■ Written problem: Extract every line of the records below without changing any of them.

■ Records supplied:
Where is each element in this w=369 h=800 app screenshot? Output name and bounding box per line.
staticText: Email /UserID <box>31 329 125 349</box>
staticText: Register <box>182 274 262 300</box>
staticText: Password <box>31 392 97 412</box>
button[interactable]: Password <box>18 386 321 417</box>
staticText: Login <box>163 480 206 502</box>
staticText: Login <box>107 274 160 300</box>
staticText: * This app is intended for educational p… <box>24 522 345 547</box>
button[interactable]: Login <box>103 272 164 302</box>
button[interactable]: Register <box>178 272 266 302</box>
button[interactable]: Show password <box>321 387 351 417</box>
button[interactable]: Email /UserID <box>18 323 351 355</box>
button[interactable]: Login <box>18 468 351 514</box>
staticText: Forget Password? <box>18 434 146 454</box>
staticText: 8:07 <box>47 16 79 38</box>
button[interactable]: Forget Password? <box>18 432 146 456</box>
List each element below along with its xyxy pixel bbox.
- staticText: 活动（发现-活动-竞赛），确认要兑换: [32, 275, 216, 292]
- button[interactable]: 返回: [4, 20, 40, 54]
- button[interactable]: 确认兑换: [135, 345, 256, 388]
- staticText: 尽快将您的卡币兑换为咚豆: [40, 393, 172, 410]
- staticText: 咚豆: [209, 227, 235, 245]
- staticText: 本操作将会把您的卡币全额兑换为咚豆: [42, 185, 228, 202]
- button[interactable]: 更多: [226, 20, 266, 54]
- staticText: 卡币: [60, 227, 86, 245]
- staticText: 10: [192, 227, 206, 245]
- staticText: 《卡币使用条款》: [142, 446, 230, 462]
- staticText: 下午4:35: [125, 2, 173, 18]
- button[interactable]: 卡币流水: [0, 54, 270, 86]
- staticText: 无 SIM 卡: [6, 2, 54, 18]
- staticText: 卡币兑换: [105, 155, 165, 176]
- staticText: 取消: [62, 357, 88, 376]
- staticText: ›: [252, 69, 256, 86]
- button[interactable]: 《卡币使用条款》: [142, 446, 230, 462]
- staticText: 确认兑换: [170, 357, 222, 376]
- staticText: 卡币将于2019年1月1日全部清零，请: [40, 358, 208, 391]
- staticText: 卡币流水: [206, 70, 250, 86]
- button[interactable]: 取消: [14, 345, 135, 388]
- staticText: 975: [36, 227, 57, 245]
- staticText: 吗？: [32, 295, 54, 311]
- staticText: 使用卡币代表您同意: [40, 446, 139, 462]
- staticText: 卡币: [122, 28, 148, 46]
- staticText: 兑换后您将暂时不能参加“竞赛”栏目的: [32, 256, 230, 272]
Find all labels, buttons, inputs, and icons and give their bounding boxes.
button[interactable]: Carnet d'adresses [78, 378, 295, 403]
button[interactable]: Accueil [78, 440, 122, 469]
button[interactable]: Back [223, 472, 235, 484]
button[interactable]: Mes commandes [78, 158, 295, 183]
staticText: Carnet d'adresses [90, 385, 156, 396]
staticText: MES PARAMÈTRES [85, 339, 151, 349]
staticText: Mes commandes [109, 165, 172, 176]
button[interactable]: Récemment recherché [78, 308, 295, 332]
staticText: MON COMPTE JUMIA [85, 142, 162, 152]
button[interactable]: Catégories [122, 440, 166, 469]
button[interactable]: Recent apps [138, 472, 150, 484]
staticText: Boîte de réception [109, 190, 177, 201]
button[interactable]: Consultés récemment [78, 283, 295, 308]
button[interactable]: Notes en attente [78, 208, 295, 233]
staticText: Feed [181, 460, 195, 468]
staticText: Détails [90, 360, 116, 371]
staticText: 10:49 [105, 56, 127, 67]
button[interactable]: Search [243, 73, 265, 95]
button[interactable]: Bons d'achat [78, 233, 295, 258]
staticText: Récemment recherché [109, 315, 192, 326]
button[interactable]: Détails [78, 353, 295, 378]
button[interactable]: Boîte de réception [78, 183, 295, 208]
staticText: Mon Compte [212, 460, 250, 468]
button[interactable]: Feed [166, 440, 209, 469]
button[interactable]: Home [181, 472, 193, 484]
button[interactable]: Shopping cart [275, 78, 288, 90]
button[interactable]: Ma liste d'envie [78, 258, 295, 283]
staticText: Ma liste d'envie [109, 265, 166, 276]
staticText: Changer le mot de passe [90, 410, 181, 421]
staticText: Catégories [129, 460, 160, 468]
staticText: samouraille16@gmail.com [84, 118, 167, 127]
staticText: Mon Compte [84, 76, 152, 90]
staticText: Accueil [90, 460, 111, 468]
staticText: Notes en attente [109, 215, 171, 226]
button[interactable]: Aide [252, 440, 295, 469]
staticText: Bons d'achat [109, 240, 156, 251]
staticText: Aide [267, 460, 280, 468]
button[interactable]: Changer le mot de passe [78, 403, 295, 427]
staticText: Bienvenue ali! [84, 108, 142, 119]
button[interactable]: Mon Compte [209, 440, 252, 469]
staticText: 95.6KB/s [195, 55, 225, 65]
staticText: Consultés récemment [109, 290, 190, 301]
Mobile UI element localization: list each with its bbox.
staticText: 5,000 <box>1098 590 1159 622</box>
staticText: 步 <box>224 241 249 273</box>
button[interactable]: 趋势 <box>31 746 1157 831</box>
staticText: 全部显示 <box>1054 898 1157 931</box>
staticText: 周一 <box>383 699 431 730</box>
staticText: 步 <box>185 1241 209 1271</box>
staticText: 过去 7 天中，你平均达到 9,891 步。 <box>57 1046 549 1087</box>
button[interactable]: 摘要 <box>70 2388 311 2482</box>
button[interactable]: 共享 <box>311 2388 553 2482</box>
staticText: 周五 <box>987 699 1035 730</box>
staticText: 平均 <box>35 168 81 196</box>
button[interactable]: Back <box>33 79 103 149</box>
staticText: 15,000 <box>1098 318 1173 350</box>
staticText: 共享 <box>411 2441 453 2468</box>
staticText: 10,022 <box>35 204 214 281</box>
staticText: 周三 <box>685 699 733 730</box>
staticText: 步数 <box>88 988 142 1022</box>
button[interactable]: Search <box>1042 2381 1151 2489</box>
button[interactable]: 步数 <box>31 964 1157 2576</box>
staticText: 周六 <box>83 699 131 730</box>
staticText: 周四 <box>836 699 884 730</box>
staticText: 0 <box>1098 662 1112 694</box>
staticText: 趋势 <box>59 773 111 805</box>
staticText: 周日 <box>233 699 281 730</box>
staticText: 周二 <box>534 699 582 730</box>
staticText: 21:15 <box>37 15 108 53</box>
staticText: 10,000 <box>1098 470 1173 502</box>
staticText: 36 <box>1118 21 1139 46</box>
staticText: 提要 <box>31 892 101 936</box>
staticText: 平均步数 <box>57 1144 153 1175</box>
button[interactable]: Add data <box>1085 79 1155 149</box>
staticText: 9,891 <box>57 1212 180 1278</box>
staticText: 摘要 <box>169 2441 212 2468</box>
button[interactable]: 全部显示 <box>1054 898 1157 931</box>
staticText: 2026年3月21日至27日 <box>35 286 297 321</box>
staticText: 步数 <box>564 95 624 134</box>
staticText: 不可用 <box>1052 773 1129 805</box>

■ Result of the task:
Where is each element in this w=369 h=800 app screenshot? Output name and bounding box per line.
staticText: Email /UserID <box>31 329 125 349</box>
staticText: Register <box>182 274 262 300</box>
staticText: Password <box>31 392 97 412</box>
button[interactable]: Password <box>18 386 321 417</box>
staticText: Login <box>163 480 206 502</box>
staticText: Login <box>107 274 160 300</box>
staticText: * This app is intended for educational p… <box>24 522 345 547</box>
button[interactable]: Login <box>103 272 164 302</box>
button[interactable]: Register <box>178 272 266 302</box>
button[interactable]: Show password <box>321 387 351 417</box>
button[interactable]: Email /UserID <box>18 323 351 355</box>
button[interactable]: Login <box>18 468 351 514</box>
staticText: Forget Password? <box>18 434 146 454</box>
staticText: 8:07 <box>47 16 79 38</box>
button[interactable]: Forget Password? <box>18 432 146 456</box>
List each element below along with its xyxy pixel bbox.
- staticText: 活动（发现-活动-竞赛），确认要兑换: [32, 275, 216, 292]
- button[interactable]: 返回: [4, 20, 40, 54]
- button[interactable]: 确认兑换: [135, 345, 256, 388]
- staticText: 尽快将您的卡币兑换为咚豆: [40, 393, 172, 410]
- staticText: 咚豆: [209, 227, 235, 245]
- staticText: 本操作将会把您的卡币全额兑换为咚豆: [42, 185, 228, 202]
- button[interactable]: 更多: [226, 20, 266, 54]
- staticText: 卡币: [60, 227, 86, 245]
- staticText: 10: [192, 227, 206, 245]
- staticText: 《卡币使用条款》: [142, 446, 230, 462]
- staticText: 下午4:35: [125, 2, 173, 18]
- button[interactable]: 卡币流水: [0, 54, 270, 86]
- staticText: 无 SIM 卡: [6, 2, 54, 18]
- staticText: 卡币兑换: [105, 155, 165, 176]
- staticText: 取消: [62, 357, 88, 376]
- staticText: ›: [252, 69, 256, 86]
- button[interactable]: 《卡币使用条款》: [142, 446, 230, 462]
- staticText: 确认兑换: [170, 357, 222, 376]
- staticText: 卡币将于2019年1月1日全部清零，请: [40, 358, 208, 391]
- staticText: 卡币流水: [206, 70, 250, 86]
- button[interactable]: 取消: [14, 345, 135, 388]
- staticText: 975: [36, 227, 57, 245]
- staticText: 吗？: [32, 295, 54, 311]
- staticText: 使用卡币代表您同意: [40, 446, 139, 462]
- staticText: 卡币: [122, 28, 148, 46]
- staticText: 兑换后您将暂时不能参加“竞赛”栏目的: [32, 256, 230, 272]
Find all labels, buttons, inputs, and icons and give their bounding boxes.
button[interactable]: Carnet d'adresses [78, 378, 295, 403]
button[interactable]: Accueil [78, 440, 122, 469]
button[interactable]: Back [223, 472, 235, 484]
button[interactable]: Mes commandes [78, 158, 295, 183]
staticText: Carnet d'adresses [90, 385, 156, 396]
staticText: MES PARAMÈTRES [85, 339, 151, 349]
staticText: Mes commandes [109, 165, 172, 176]
button[interactable]: Récemment recherché [78, 308, 295, 332]
staticText: MON COMPTE JUMIA [85, 142, 162, 152]
button[interactable]: Catégories [122, 440, 166, 469]
button[interactable]: Recent apps [138, 472, 150, 484]
staticText: Boîte de réception [109, 190, 177, 201]
button[interactable]: Consultés récemment [78, 283, 295, 308]
button[interactable]: Notes en attente [78, 208, 295, 233]
staticText: Feed [181, 460, 195, 468]
staticText: Détails [90, 360, 116, 371]
staticText: 10:49 [105, 56, 127, 67]
button[interactable]: Search [243, 73, 265, 95]
button[interactable]: Bons d'achat [78, 233, 295, 258]
staticText: Récemment recherché [109, 315, 192, 326]
button[interactable]: Détails [78, 353, 295, 378]
button[interactable]: Boîte de réception [78, 183, 295, 208]
staticText: Mon Compte [212, 460, 250, 468]
button[interactable]: Feed [166, 440, 209, 469]
button[interactable]: Home [181, 472, 193, 484]
button[interactable]: Shopping cart [275, 78, 288, 90]
button[interactable]: Ma liste d'envie [78, 258, 295, 283]
staticText: Ma liste d'envie [109, 265, 166, 276]
staticText: Changer le mot de passe [90, 410, 181, 421]
staticText: Catégories [129, 460, 160, 468]
staticText: samouraille16@gmail.com [84, 118, 167, 127]
staticText: Mon Compte [84, 76, 152, 90]
staticText: Accueil [90, 460, 111, 468]
staticText: Notes en attente [109, 215, 171, 226]
button[interactable]: Aide [252, 440, 295, 469]
staticText: Bons d'achat [109, 240, 156, 251]
staticText: Aide [267, 460, 280, 468]
button[interactable]: Changer le mot de passe [78, 403, 295, 427]
staticText: Bienvenue ali! [84, 108, 142, 119]
button[interactable]: Mon Compte [209, 440, 252, 469]
staticText: 95.6KB/s [195, 55, 225, 65]
staticText: Consultés récemment [109, 290, 190, 301]
Mobile UI element localization: list each with its bbox.
staticText: 5,000 <box>1098 590 1159 622</box>
staticText: 步 <box>224 241 249 273</box>
button[interactable]: 趋势 <box>31 746 1157 831</box>
staticText: 全部显示 <box>1054 898 1157 931</box>
staticText: 周一 <box>383 699 431 730</box>
staticText: 步 <box>185 1241 209 1271</box>
staticText: 过去 7 天中，你平均达到 9,891 步。 <box>57 1046 549 1087</box>
button[interactable]: 摘要 <box>70 2388 311 2482</box>
button[interactable]: 共享 <box>311 2388 553 2482</box>
staticText: 周五 <box>987 699 1035 730</box>
staticText: 平均 <box>35 168 81 196</box>
button[interactable]: Back <box>33 79 103 149</box>
staticText: 15,000 <box>1098 318 1173 350</box>
staticText: 共享 <box>411 2441 453 2468</box>
staticText: 10,022 <box>35 204 214 281</box>
staticText: 周三 <box>685 699 733 730</box>
staticText: 步数 <box>88 988 142 1022</box>
button[interactable]: Search <box>1042 2381 1151 2489</box>
button[interactable]: 步数 <box>31 964 1157 2576</box>
staticText: 周六 <box>83 699 131 730</box>
staticText: 周四 <box>836 699 884 730</box>
staticText: 0 <box>1098 662 1112 694</box>
staticText: 趋势 <box>59 773 111 805</box>
staticText: 周日 <box>233 699 281 730</box>
staticText: 周二 <box>534 699 582 730</box>
staticText: 21:15 <box>37 15 108 53</box>
staticText: 10,000 <box>1098 470 1173 502</box>
staticText: 36 <box>1118 21 1139 46</box>
staticText: 提要 <box>31 892 101 936</box>
staticText: 平均步数 <box>57 1144 153 1175</box>
button[interactable]: Add data <box>1085 79 1155 149</box>
staticText: 9,891 <box>57 1212 180 1278</box>
staticText: 摘要 <box>169 2441 212 2468</box>
button[interactable]: 全部显示 <box>1054 898 1157 931</box>
staticText: 2026年3月21日至27日 <box>35 286 297 321</box>
staticText: 步数 <box>564 95 624 134</box>
staticText: 不可用 <box>1052 773 1129 805</box>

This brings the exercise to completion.